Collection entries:
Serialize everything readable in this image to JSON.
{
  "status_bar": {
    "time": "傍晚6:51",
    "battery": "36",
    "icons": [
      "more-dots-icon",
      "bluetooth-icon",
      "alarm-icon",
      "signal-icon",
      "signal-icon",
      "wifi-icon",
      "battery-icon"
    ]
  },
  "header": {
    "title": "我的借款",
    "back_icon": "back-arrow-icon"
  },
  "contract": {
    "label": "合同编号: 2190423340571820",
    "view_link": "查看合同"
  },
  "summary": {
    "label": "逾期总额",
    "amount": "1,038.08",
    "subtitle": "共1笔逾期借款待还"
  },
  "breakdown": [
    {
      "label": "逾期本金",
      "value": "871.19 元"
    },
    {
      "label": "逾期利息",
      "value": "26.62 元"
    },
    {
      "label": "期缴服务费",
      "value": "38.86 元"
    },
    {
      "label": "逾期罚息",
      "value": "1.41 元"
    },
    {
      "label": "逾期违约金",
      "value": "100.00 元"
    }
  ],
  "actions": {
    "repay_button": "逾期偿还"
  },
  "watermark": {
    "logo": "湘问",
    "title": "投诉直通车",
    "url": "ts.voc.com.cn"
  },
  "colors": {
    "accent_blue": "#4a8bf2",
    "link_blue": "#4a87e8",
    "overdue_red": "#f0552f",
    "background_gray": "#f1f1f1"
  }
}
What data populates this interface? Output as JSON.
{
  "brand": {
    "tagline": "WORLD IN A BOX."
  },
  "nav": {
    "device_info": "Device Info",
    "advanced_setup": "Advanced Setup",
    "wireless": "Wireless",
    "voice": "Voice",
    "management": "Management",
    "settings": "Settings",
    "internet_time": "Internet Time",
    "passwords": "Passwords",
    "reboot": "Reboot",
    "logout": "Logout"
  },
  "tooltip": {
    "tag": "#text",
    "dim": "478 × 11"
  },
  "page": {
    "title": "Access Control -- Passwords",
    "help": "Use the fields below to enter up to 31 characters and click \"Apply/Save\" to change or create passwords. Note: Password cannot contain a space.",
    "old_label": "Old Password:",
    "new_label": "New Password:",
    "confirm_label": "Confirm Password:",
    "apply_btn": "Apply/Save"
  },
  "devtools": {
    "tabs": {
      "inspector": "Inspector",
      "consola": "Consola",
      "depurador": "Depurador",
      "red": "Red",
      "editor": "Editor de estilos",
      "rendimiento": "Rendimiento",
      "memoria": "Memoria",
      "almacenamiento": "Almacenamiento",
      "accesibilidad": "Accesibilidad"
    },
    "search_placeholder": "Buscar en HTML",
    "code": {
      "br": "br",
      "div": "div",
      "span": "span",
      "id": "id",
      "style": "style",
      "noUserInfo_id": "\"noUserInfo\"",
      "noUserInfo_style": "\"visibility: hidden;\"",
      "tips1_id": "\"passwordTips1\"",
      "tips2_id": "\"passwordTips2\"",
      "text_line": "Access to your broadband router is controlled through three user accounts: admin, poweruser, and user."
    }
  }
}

GIVEN REQUEST:
Beginning at the line where "What data populates" appears, extract each line through the end of the data above; keep them exact and include nothing else.

EXERCISE ANSWER:
What data populates this interface? Output as JSON.
{
  "brand": {
    "tagline": "WORLD IN A BOX."
  },
  "nav": {
    "device_info": "Device Info",
    "advanced_setup": "Advanced Setup",
    "wireless": "Wireless",
    "voice": "Voice",
    "management": "Management",
    "settings": "Settings",
    "internet_time": "Internet Time",
    "passwords": "Passwords",
    "reboot": "Reboot",
    "logout": "Logout"
  },
  "tooltip": {
    "tag": "#text",
    "dim": "478 × 11"
  },
  "page": {
    "title": "Access Control -- Passwords",
    "help": "Use the fields below to enter up to 31 characters and click \"Apply/Save\" to change or create passwords. Note: Password cannot contain a space.",
    "old_label": "Old Password:",
    "new_label": "New Password:",
    "confirm_label": "Confirm Password:",
    "apply_btn": "Apply/Save"
  },
  "devtools": {
    "tabs": {
      "inspector": "Inspector",
      "consola": "Consola",
      "depurador": "Depurador",
      "red": "Red",
      "editor": "Editor de estilos",
      "rendimiento": "Rendimiento",
      "memoria": "Memoria",
      "almacenamiento": "Almacenamiento",
      "accesibilidad": "Accesibilidad"
    },
    "search_placeholder": "Buscar en HTML",
    "code": {
      "br": "br",
      "div": "div",
      "span": "span",
      "id": "id",
      "style": "style",
      "noUserInfo_id": "\"noUserInfo\"",
      "noUserInfo_style": "\"visibility: hidden;\"",
      "tips1_id": "\"passwordTips1\"",
      "tips2_id": "\"passwordTips2\"",
      "text_line": "Access to your broadband router is controlled through three user accounts: admin, poweruser, and user."
    }
  }
}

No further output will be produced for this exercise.